• _PROVIDED RECORDS_

:::::

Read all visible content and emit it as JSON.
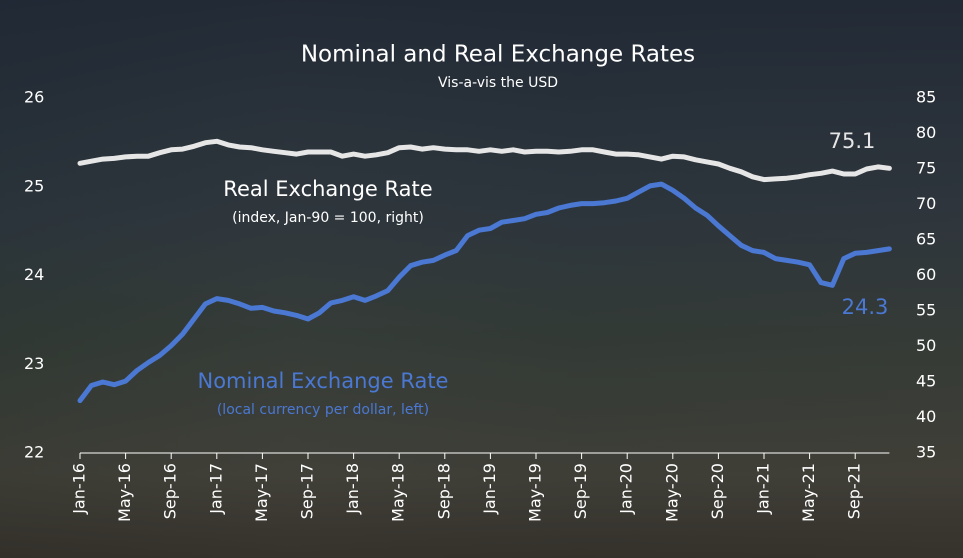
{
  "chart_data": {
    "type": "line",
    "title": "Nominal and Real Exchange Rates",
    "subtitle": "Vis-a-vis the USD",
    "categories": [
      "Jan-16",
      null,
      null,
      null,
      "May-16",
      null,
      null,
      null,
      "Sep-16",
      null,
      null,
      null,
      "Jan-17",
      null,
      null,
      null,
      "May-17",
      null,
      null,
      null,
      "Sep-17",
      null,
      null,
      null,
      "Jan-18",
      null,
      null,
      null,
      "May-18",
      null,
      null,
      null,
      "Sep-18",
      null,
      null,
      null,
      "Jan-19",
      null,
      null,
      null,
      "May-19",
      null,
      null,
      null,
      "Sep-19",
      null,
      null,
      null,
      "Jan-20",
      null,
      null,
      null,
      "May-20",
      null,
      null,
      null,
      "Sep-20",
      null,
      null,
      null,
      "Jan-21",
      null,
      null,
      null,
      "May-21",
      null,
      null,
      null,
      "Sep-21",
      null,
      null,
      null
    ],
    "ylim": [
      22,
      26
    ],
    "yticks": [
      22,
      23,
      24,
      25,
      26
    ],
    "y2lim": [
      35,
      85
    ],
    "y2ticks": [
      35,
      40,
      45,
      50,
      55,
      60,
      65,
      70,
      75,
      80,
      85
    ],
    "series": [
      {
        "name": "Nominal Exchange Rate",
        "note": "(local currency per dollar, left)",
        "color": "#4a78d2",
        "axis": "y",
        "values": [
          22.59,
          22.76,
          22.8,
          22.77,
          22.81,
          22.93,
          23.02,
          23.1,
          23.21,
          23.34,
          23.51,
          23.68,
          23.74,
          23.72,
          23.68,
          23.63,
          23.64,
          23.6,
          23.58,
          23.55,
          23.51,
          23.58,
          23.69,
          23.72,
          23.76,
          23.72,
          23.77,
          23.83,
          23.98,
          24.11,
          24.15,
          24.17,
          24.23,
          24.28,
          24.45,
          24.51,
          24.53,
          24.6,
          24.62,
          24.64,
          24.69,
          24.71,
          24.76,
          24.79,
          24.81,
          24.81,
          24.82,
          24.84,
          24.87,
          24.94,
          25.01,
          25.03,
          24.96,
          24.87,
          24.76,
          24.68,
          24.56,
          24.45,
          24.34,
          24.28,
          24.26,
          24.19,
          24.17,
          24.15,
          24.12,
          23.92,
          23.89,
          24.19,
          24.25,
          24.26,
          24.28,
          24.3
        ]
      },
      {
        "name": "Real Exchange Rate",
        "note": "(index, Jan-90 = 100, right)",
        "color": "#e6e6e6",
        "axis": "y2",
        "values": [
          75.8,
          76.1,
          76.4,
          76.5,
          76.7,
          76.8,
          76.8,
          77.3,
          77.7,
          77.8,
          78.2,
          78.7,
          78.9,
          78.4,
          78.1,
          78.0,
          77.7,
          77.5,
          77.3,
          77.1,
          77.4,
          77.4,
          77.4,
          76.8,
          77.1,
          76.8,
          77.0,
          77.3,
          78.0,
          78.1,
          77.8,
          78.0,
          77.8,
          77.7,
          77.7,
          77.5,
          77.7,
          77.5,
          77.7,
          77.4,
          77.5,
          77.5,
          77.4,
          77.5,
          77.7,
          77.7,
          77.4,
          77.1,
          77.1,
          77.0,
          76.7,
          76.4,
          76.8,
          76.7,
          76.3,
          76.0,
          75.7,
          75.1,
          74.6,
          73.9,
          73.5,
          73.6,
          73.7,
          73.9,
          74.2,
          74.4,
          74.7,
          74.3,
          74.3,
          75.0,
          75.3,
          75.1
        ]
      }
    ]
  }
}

:::::

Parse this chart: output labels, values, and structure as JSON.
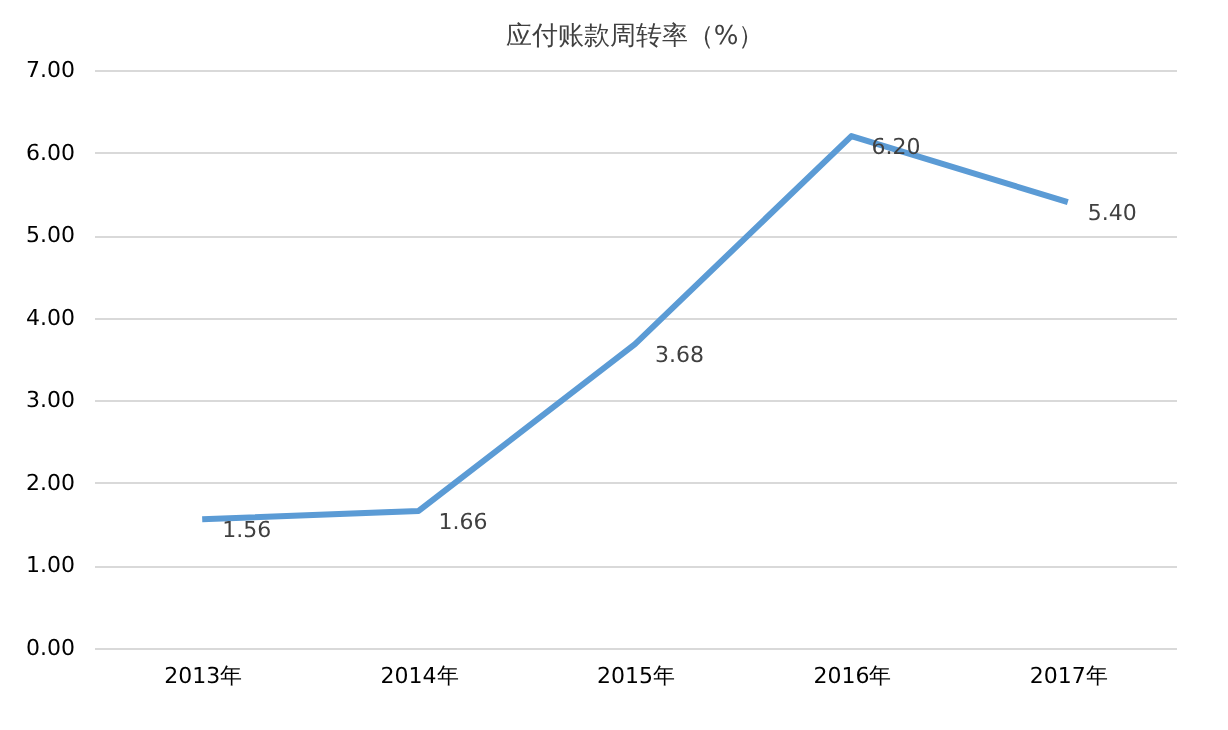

:::::

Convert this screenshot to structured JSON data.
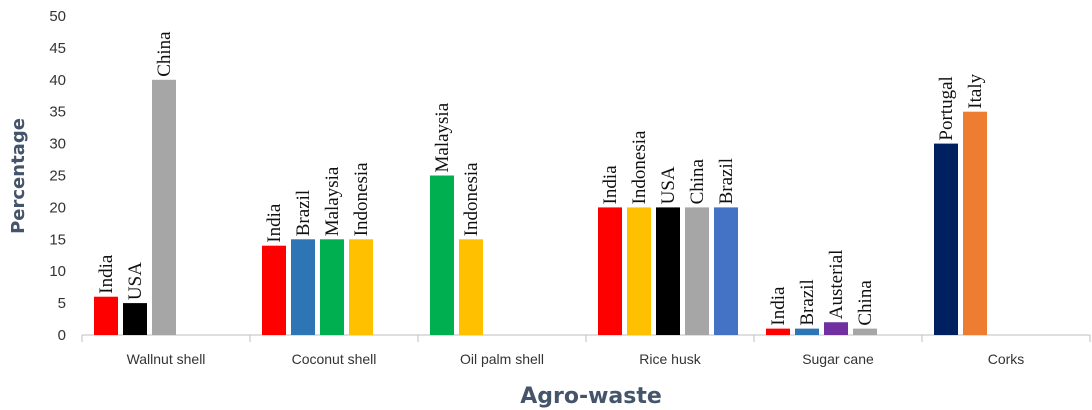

:::::

• _SET TASK_
Show every line above in which the word "this" occurs.

• _CORRECT RESULT_
Parse this chart: output labels, values, and structure as JSON.
Convert this screenshot to structured JSON data.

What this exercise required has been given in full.